[Given data]
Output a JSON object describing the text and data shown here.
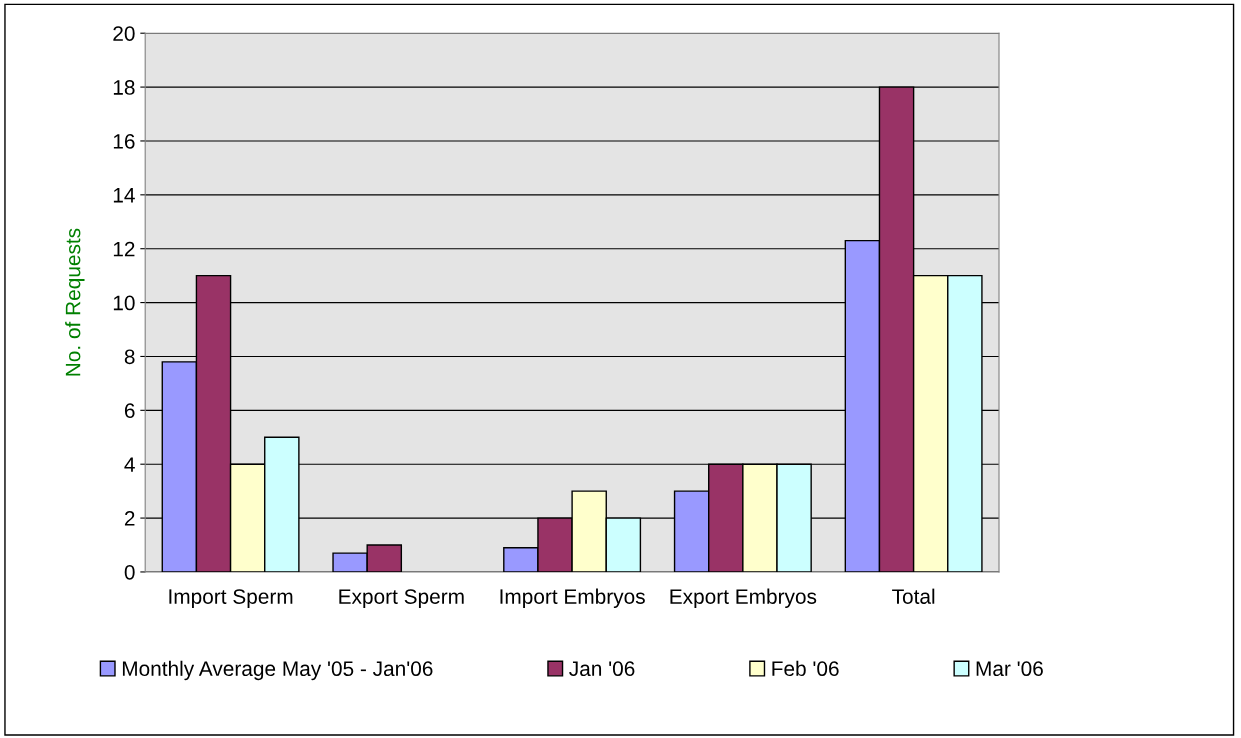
{
  "chart_data": {
    "type": "bar",
    "ylabel": "No. of Requests",
    "categories": [
      "Import Sperm",
      "Export Sperm",
      "Import Embryos",
      "Export Embryos",
      "Total"
    ],
    "series": [
      {
        "name": "Monthly Average May '05 - Jan'06",
        "color": "#9999ff",
        "values": [
          7.8,
          0.7,
          0.9,
          3,
          12.3
        ]
      },
      {
        "name": "Jan '06",
        "color": "#993366",
        "values": [
          11,
          1,
          2,
          4,
          18
        ]
      },
      {
        "name": "Feb '06",
        "color": "#ffffcc",
        "values": [
          4,
          null,
          3,
          4,
          11
        ]
      },
      {
        "name": "Mar '06",
        "color": "#ccffff",
        "values": [
          5,
          null,
          2,
          4,
          11
        ]
      }
    ],
    "ylim": [
      0,
      20
    ],
    "yticks": [
      0,
      2,
      4,
      6,
      8,
      10,
      12,
      14,
      16,
      18,
      20
    ],
    "grid": "y",
    "legend": "bottom"
  }
}
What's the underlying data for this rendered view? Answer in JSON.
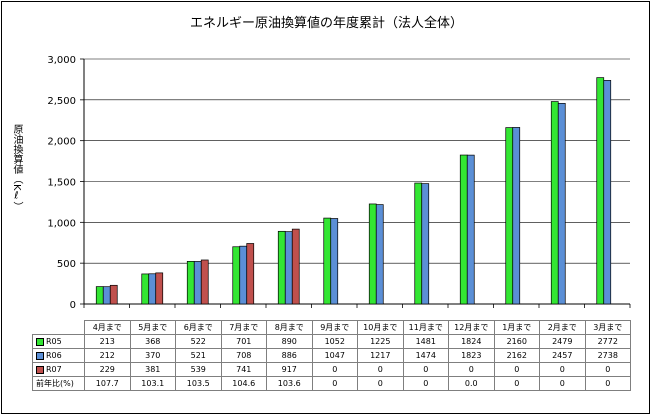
{
  "chart_data": {
    "type": "bar",
    "title": "エネルギー原油換算値の年度累計（法人全体）",
    "ylabel": "原油換算値（Kℓ）",
    "xlabel": "",
    "ylim": [
      0,
      3000
    ],
    "yticks": [
      "0",
      "500",
      "1,000",
      "1,500",
      "2,000",
      "2,500",
      "3,000"
    ],
    "grid": true,
    "categories": [
      "4月まで",
      "5月まで",
      "6月まで",
      "7月まで",
      "8月まで",
      "9月まで",
      "10月まで",
      "11月まで",
      "12月まで",
      "1月まで",
      "2月まで",
      "3月まで"
    ],
    "series": [
      {
        "name": "R05",
        "color": "#33e633",
        "values": [
          213,
          368,
          522,
          701,
          890,
          1052,
          1225,
          1481,
          1824,
          2160,
          2479,
          2772
        ]
      },
      {
        "name": "R06",
        "color": "#5b8fd6",
        "values": [
          212,
          370,
          521,
          708,
          886,
          1047,
          1217,
          1474,
          1823,
          2162,
          2457,
          2738
        ]
      },
      {
        "name": "R07",
        "color": "#c0504d",
        "values": [
          229,
          381,
          539,
          741,
          917,
          0,
          0,
          0,
          0,
          0,
          0,
          0
        ]
      }
    ],
    "table_extra_row": {
      "name": "前年比(%)",
      "values": [
        "107.7",
        "103.1",
        "103.5",
        "104.6",
        "103.6",
        "0",
        "0",
        "0",
        "0.0",
        "0",
        "0",
        "0"
      ]
    }
  }
}
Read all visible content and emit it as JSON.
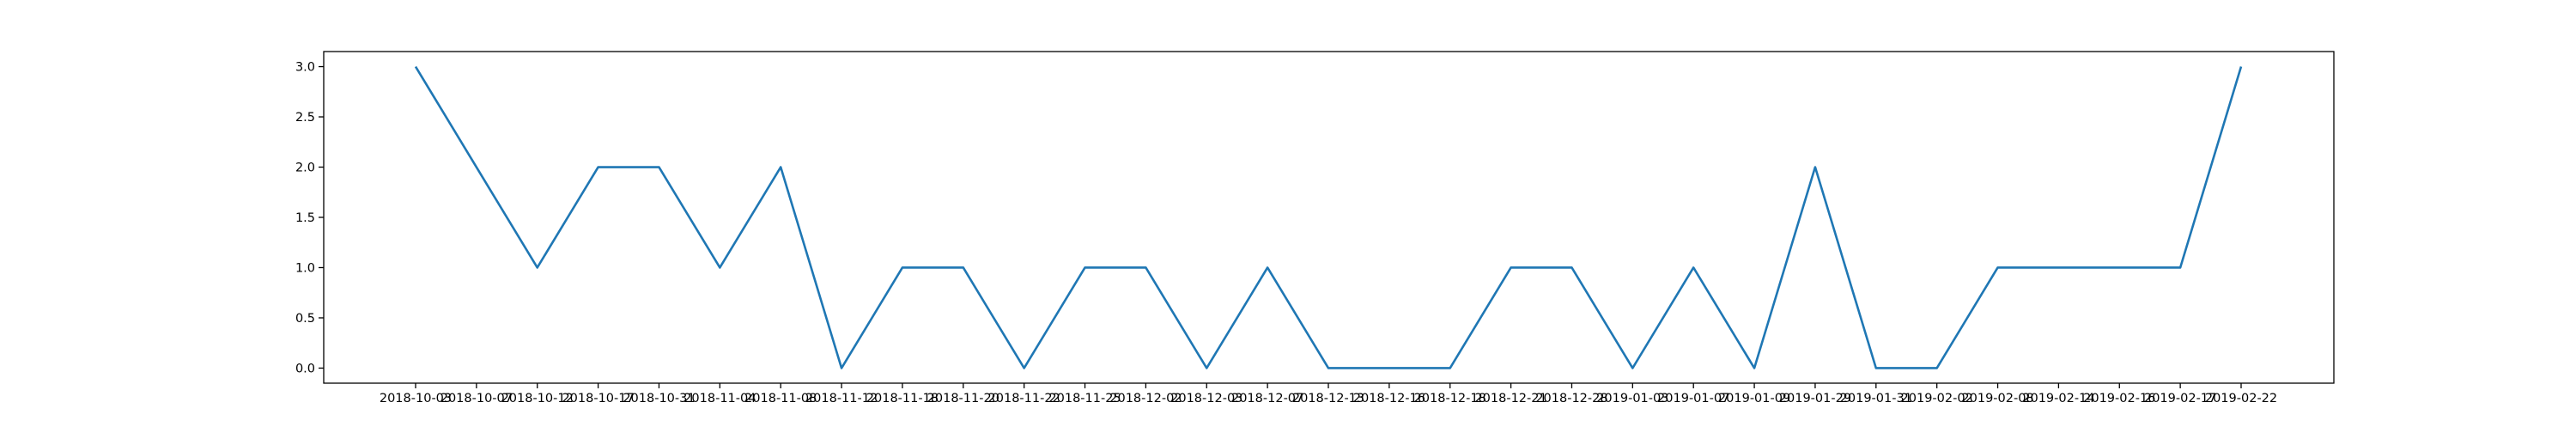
{
  "chart_data": {
    "type": "line",
    "title": "",
    "xlabel": "",
    "ylabel": "",
    "x": [
      "2018-10-03",
      "2018-10-07",
      "2018-10-12",
      "2018-10-17",
      "2018-10-31",
      "2018-11-04",
      "2018-11-08",
      "2018-11-12",
      "2018-11-18",
      "2018-11-20",
      "2018-11-22",
      "2018-11-25",
      "2018-12-02",
      "2018-12-03",
      "2018-12-07",
      "2018-12-13",
      "2018-12-16",
      "2018-12-18",
      "2018-12-21",
      "2018-12-28",
      "2019-01-03",
      "2019-01-07",
      "2019-01-09",
      "2019-01-29",
      "2019-01-31",
      "2019-02-02",
      "2019-02-08",
      "2019-02-14",
      "2019-02-16",
      "2019-02-17",
      "2019-02-22"
    ],
    "series": [
      {
        "values": [
          3,
          2,
          1,
          2,
          2,
          1,
          2,
          0,
          1,
          1,
          0,
          1,
          1,
          0,
          1,
          0,
          0,
          0,
          1,
          1,
          0,
          1,
          0,
          2,
          0,
          0,
          1,
          1,
          1,
          1,
          3
        ]
      }
    ],
    "yticks": [
      "0.0",
      "0.5",
      "1.0",
      "1.5",
      "2.0",
      "2.5",
      "3.0"
    ],
    "ylim": [
      -0.15,
      3.15
    ],
    "grid": false,
    "line_color": "#1f77b4"
  }
}
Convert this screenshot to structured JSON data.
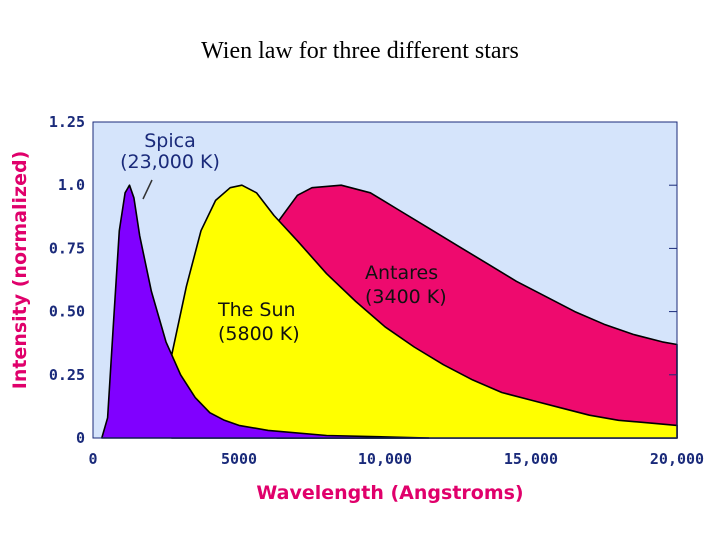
{
  "chart_data": {
    "type": "area",
    "title": "Wien law for three different stars",
    "xlabel": "Wavelength (Angstroms)",
    "ylabel": "Intensity (normalized)",
    "xlim": [
      0,
      20000
    ],
    "ylim": [
      0,
      1.25
    ],
    "xticks": [
      {
        "value": 0,
        "label": "0"
      },
      {
        "value": 5000,
        "label": "5000"
      },
      {
        "value": 10000,
        "label": "10,000"
      },
      {
        "value": 15000,
        "label": "15,000"
      },
      {
        "value": 20000,
        "label": "20,000"
      }
    ],
    "yticks": [
      {
        "value": 0,
        "label": "0"
      },
      {
        "value": 0.25,
        "label": "0.25"
      },
      {
        "value": 0.5,
        "label": "0.50"
      },
      {
        "value": 0.75,
        "label": "0.75"
      },
      {
        "value": 1.0,
        "label": "1.0"
      },
      {
        "value": 1.25,
        "label": "1.25"
      }
    ],
    "series": [
      {
        "name": "Antares",
        "label": "Antares",
        "temp_label": "(3400 K)",
        "temperature_K": 3400,
        "color": "#ee0a6e",
        "points": [
          [
            6300,
            0.85
          ],
          [
            7000,
            0.96
          ],
          [
            7500,
            0.99
          ],
          [
            8500,
            1.0
          ],
          [
            9500,
            0.97
          ],
          [
            10500,
            0.9
          ],
          [
            11500,
            0.83
          ],
          [
            12500,
            0.76
          ],
          [
            13500,
            0.69
          ],
          [
            14500,
            0.62
          ],
          [
            15500,
            0.56
          ],
          [
            16500,
            0.5
          ],
          [
            17500,
            0.45
          ],
          [
            18500,
            0.41
          ],
          [
            19500,
            0.38
          ],
          [
            20000,
            0.37
          ]
        ]
      },
      {
        "name": "The Sun",
        "label": "The Sun",
        "temp_label": "(5800 K)",
        "temperature_K": 5800,
        "color": "#ffff00",
        "points": [
          [
            2700,
            0.33
          ],
          [
            3200,
            0.6
          ],
          [
            3700,
            0.82
          ],
          [
            4200,
            0.94
          ],
          [
            4700,
            0.99
          ],
          [
            5100,
            1.0
          ],
          [
            5600,
            0.97
          ],
          [
            6200,
            0.88
          ],
          [
            7000,
            0.78
          ],
          [
            8000,
            0.65
          ],
          [
            9000,
            0.54
          ],
          [
            10000,
            0.44
          ],
          [
            11000,
            0.36
          ],
          [
            12000,
            0.29
          ],
          [
            13000,
            0.23
          ],
          [
            14000,
            0.18
          ],
          [
            15000,
            0.15
          ],
          [
            16000,
            0.12
          ],
          [
            17000,
            0.09
          ],
          [
            18000,
            0.07
          ],
          [
            19000,
            0.06
          ],
          [
            20000,
            0.05
          ]
        ]
      },
      {
        "name": "Spica",
        "label": "Spica",
        "temp_label": "(23,000 K)",
        "temperature_K": 23000,
        "color": "#8000ff",
        "points": [
          [
            300,
            0.0
          ],
          [
            500,
            0.08
          ],
          [
            700,
            0.45
          ],
          [
            900,
            0.82
          ],
          [
            1100,
            0.97
          ],
          [
            1250,
            1.0
          ],
          [
            1400,
            0.95
          ],
          [
            1600,
            0.8
          ],
          [
            2000,
            0.58
          ],
          [
            2500,
            0.38
          ],
          [
            3000,
            0.25
          ],
          [
            3500,
            0.16
          ],
          [
            4000,
            0.1
          ],
          [
            4500,
            0.07
          ],
          [
            5000,
            0.05
          ],
          [
            6000,
            0.03
          ],
          [
            8000,
            0.01
          ],
          [
            11500,
            0.0
          ]
        ]
      }
    ],
    "colors": {
      "plot_background": "#d5e4fb",
      "axis_text": "#1a2a7a",
      "axis_label": "#e0006b",
      "annotation_text": "#111111"
    }
  }
}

[What the exercise asks]
Give the number of lines in the entries that include the string "title", and nothing more.

[Answer to this exercise]
3